§ Stored rows:

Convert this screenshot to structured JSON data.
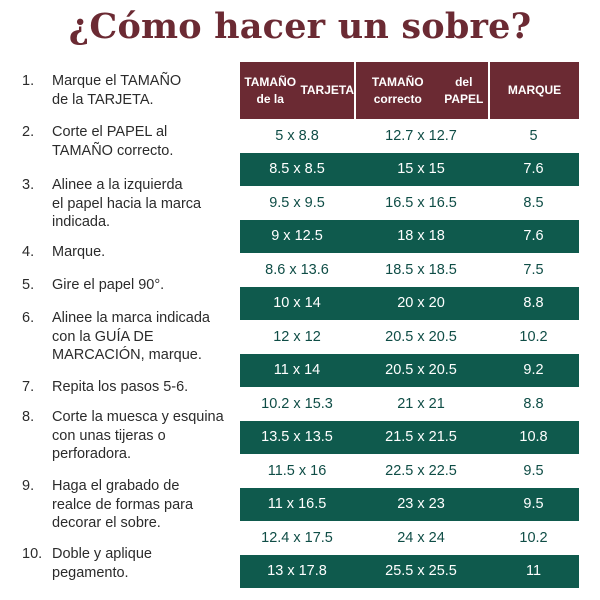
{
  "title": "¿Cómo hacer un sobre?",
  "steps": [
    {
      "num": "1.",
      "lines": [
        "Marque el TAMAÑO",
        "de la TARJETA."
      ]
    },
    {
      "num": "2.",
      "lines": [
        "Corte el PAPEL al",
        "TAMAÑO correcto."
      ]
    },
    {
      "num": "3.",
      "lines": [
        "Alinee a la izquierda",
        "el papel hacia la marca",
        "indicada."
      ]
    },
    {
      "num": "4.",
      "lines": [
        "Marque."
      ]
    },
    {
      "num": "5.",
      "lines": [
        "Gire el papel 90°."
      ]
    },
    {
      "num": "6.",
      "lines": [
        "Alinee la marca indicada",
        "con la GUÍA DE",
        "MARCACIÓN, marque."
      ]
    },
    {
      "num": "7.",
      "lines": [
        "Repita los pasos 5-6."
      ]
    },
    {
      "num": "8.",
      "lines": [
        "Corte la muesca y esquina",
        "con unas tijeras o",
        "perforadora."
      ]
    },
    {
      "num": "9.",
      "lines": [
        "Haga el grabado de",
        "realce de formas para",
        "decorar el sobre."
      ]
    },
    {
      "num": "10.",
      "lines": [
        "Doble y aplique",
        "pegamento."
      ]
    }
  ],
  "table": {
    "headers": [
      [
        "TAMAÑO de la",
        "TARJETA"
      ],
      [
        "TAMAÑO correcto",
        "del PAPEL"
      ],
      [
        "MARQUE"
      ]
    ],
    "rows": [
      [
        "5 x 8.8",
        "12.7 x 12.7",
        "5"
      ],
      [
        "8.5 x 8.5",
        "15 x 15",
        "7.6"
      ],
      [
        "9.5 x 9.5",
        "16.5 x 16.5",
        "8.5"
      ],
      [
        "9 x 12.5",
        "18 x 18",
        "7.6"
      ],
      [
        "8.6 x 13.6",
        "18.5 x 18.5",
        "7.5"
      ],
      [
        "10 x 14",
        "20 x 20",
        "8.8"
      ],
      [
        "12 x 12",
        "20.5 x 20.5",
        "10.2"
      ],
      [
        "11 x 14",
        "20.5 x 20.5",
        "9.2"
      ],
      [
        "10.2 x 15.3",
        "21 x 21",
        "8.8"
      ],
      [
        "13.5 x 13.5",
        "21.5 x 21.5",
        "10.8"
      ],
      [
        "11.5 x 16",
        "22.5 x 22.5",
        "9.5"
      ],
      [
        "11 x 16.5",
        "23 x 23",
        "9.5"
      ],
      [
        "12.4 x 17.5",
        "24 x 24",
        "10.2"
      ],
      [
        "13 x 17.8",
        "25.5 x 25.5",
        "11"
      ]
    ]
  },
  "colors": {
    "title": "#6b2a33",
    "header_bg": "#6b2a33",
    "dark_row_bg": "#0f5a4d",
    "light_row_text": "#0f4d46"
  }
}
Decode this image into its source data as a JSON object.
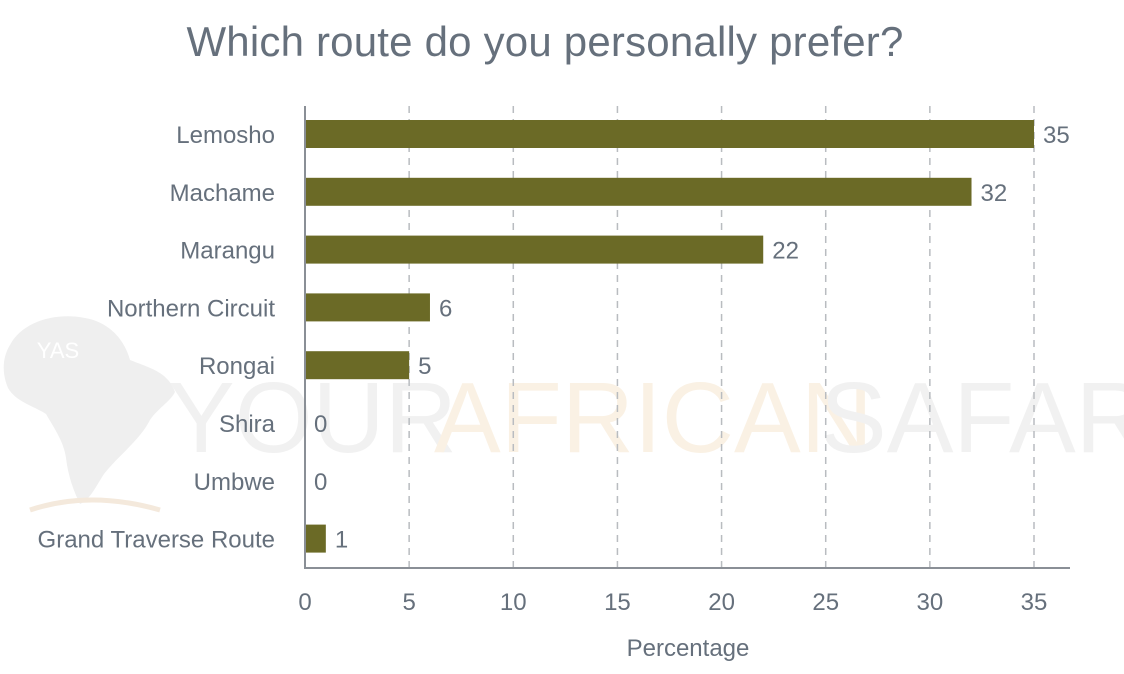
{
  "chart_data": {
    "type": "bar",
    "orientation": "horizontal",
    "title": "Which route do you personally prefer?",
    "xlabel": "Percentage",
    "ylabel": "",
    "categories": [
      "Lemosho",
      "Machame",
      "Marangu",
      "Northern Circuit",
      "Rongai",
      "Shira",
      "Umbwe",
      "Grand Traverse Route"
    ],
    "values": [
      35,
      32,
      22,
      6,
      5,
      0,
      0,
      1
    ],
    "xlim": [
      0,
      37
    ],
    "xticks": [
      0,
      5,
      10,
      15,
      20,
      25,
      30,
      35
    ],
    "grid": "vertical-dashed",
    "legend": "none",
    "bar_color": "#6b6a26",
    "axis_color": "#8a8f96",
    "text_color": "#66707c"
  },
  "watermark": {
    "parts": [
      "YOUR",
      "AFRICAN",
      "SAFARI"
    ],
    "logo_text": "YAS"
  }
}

§ Work required:
Copy each line above that contains the string "TAMAÑO".

§ Task output:
        "Marque el TAMAÑO",
        "TAMAÑO correcto."
        "TAMAÑO de la",
        "TAMAÑO correcto",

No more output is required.